Saved data entries:
^^^^^^^^^^^^^^^^
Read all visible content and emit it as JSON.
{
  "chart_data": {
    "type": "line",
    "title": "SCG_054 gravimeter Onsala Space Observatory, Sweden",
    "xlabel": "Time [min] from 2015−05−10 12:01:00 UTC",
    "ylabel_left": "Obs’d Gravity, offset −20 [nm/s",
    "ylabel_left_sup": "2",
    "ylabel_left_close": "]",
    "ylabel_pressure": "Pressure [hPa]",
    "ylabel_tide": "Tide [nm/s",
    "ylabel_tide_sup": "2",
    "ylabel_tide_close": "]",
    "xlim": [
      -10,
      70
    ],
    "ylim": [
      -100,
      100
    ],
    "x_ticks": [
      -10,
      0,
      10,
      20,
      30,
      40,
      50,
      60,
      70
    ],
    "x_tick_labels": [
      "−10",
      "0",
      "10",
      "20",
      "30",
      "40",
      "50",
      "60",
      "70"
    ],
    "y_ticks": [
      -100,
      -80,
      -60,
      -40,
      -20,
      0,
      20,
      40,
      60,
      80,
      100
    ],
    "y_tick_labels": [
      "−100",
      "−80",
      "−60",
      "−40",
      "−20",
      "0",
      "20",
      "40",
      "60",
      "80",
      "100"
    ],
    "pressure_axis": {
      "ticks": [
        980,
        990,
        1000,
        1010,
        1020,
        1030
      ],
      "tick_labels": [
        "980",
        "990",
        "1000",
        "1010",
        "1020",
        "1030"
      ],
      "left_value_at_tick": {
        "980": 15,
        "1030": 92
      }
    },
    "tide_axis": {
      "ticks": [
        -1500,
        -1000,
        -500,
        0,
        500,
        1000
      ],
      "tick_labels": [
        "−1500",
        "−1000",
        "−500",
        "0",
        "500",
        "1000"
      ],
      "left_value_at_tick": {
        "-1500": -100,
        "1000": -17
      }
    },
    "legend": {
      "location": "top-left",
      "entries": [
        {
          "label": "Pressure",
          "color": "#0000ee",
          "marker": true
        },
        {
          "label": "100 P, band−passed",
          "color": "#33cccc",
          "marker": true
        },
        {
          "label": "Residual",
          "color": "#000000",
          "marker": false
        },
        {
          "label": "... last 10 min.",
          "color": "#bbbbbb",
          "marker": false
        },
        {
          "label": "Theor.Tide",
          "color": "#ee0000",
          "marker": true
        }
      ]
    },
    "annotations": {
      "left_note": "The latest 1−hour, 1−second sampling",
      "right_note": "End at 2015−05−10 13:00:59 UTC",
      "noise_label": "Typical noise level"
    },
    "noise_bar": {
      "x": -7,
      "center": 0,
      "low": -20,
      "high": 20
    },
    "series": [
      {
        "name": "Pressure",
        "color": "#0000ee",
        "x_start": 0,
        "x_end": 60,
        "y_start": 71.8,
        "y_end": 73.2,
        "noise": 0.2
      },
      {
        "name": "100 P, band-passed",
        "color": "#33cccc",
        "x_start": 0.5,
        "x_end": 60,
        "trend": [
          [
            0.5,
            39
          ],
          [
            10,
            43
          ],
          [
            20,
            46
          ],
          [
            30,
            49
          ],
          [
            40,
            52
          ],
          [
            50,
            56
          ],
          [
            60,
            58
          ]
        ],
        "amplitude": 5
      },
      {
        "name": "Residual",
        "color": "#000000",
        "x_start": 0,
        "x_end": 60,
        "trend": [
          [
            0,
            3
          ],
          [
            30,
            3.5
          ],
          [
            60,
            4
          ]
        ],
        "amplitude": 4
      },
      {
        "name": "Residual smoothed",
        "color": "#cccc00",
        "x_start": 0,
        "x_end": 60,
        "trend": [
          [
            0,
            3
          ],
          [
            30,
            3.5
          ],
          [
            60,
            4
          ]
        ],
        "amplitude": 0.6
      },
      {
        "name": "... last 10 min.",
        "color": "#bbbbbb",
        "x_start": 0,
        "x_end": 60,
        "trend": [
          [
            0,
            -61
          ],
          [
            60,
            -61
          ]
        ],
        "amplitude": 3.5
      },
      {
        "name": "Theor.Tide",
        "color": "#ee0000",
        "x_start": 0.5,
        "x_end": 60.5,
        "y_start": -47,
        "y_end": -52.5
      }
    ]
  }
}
^^^^^^^^^^^^^^^^
▶ **Work instructions**
Without changing a word, restate the whole listing.

▶ **Correct result**
Read all visible content and emit it as JSON.
{
  "chart_data": {
    "type": "line",
    "title": "SCG_054 gravimeter Onsala Space Observatory, Sweden",
    "xlabel": "Time [min] from 2015−05−10 12:01:00 UTC",
    "ylabel_left": "Obs’d Gravity, offset −20 [nm/s",
    "ylabel_left_sup": "2",
    "ylabel_left_close": "]",
    "ylabel_pressure": "Pressure [hPa]",
    "ylabel_tide": "Tide [nm/s",
    "ylabel_tide_sup": "2",
    "ylabel_tide_close": "]",
    "xlim": [
      -10,
      70
    ],
    "ylim": [
      -100,
      100
    ],
    "x_ticks": [
      -10,
      0,
      10,
      20,
      30,
      40,
      50,
      60,
      70
    ],
    "x_tick_labels": [
      "−10",
      "0",
      "10",
      "20",
      "30",
      "40",
      "50",
      "60",
      "70"
    ],
    "y_ticks": [
      -100,
      -80,
      -60,
      -40,
      -20,
      0,
      20,
      40,
      60,
      80,
      100
    ],
    "y_tick_labels": [
      "−100",
      "−80",
      "−60",
      "−40",
      "−20",
      "0",
      "20",
      "40",
      "60",
      "80",
      "100"
    ],
    "pressure_axis": {
      "ticks": [
        980,
        990,
        1000,
        1010,
        1020,
        1030
      ],
      "tick_labels": [
        "980",
        "990",
        "1000",
        "1010",
        "1020",
        "1030"
      ],
      "left_value_at_tick": {
        "980": 15,
        "1030": 92
      }
    },
    "tide_axis": {
      "ticks": [
        -1500,
        -1000,
        -500,
        0,
        500,
        1000
      ],
      "tick_labels": [
        "−1500",
        "−1000",
        "−500",
        "0",
        "500",
        "1000"
      ],
      "left_value_at_tick": {
        "-1500": -100,
        "1000": -17
      }
    },
    "legend": {
      "location": "top-left",
      "entries": [
        {
          "label": "Pressure",
          "color": "#0000ee",
          "marker": true
        },
        {
          "label": "100 P, band−passed",
          "color": "#33cccc",
          "marker": true
        },
        {
          "label": "Residual",
          "color": "#000000",
          "marker": false
        },
        {
          "label": "... last 10 min.",
          "color": "#bbbbbb",
          "marker": false
        },
        {
          "label": "Theor.Tide",
          "color": "#ee0000",
          "marker": true
        }
      ]
    },
    "annotations": {
      "left_note": "The latest 1−hour, 1−second sampling",
      "right_note": "End at 2015−05−10 13:00:59 UTC",
      "noise_label": "Typical noise level"
    },
    "noise_bar": {
      "x": -7,
      "center": 0,
      "low": -20,
      "high": 20
    },
    "series": [
      {
        "name": "Pressure",
        "color": "#0000ee",
        "x_start": 0,
        "x_end": 60,
        "y_start": 71.8,
        "y_end": 73.2,
        "noise": 0.2
      },
      {
        "name": "100 P, band-passed",
        "color": "#33cccc",
        "x_start": 0.5,
        "x_end": 60,
        "trend": [
          [
            0.5,
            39
          ],
          [
            10,
            43
          ],
          [
            20,
            46
          ],
          [
            30,
            49
          ],
          [
            40,
            52
          ],
          [
            50,
            56
          ],
          [
            60,
            58
          ]
        ],
        "amplitude": 5
      },
      {
        "name": "Residual",
        "color": "#000000",
        "x_start": 0,
        "x_end": 60,
        "trend": [
          [
            0,
            3
          ],
          [
            30,
            3.5
          ],
          [
            60,
            4
          ]
        ],
        "amplitude": 4
      },
      {
        "name": "Residual smoothed",
        "color": "#cccc00",
        "x_start": 0,
        "x_end": 60,
        "trend": [
          [
            0,
            3
          ],
          [
            30,
            3.5
          ],
          [
            60,
            4
          ]
        ],
        "amplitude": 0.6
      },
      {
        "name": "... last 10 min.",
        "color": "#bbbbbb",
        "x_start": 0,
        "x_end": 60,
        "trend": [
          [
            0,
            -61
          ],
          [
            60,
            -61
          ]
        ],
        "amplitude": 3.5
      },
      {
        "name": "Theor.Tide",
        "color": "#ee0000",
        "x_start": 0.5,
        "x_end": 60.5,
        "y_start": -47,
        "y_end": -52.5
      }
    ]
  }
}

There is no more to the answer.